* Description of the task *
Find the lines with the string "GCSE" and return them.

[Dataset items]
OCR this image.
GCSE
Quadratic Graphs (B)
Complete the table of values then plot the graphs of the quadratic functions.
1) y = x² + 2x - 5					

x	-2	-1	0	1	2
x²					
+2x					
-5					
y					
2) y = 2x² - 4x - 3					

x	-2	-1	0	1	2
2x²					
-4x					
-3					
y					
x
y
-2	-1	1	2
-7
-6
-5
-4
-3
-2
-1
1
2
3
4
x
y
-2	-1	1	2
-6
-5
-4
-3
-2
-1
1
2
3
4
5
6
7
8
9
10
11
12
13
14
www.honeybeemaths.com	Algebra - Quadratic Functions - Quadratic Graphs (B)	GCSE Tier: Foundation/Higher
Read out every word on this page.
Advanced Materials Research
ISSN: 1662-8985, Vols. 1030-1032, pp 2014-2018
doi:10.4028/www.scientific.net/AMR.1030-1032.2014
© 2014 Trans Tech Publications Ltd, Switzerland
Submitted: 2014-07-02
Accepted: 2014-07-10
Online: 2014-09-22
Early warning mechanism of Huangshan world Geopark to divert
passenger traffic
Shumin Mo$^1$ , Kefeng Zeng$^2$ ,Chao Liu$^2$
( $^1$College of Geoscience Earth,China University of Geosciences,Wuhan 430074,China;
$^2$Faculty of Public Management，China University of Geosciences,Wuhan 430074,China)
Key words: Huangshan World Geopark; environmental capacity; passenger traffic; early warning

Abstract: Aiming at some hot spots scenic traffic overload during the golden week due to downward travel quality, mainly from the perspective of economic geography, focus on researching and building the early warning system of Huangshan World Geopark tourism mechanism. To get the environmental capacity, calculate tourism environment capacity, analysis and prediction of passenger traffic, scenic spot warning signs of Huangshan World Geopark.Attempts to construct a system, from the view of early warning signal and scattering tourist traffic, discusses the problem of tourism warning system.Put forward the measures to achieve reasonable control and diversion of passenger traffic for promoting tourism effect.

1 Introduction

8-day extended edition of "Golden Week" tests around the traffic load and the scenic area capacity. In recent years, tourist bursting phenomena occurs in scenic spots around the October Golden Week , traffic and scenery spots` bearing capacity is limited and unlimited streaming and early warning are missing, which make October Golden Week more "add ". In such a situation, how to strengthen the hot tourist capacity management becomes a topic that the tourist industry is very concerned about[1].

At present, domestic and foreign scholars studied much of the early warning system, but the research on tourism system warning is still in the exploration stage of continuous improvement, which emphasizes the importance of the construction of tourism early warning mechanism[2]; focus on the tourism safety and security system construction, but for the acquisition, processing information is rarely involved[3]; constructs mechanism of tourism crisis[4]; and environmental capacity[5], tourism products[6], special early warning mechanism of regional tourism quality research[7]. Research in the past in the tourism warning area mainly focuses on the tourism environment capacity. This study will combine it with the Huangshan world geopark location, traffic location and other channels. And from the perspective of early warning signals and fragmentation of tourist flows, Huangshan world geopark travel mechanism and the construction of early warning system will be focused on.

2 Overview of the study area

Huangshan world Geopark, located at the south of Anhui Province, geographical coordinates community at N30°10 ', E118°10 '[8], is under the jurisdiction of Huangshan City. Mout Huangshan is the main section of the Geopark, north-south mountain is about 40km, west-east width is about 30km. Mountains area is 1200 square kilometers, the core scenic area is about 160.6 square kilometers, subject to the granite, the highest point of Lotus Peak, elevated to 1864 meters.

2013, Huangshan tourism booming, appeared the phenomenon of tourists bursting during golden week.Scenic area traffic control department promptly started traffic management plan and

* Reply *
GCSE
www.honeybeemaths.com	Algebra - Quadratic Functions - Quadratic Graphs (B)	GCSE Tier: Foundation/Higher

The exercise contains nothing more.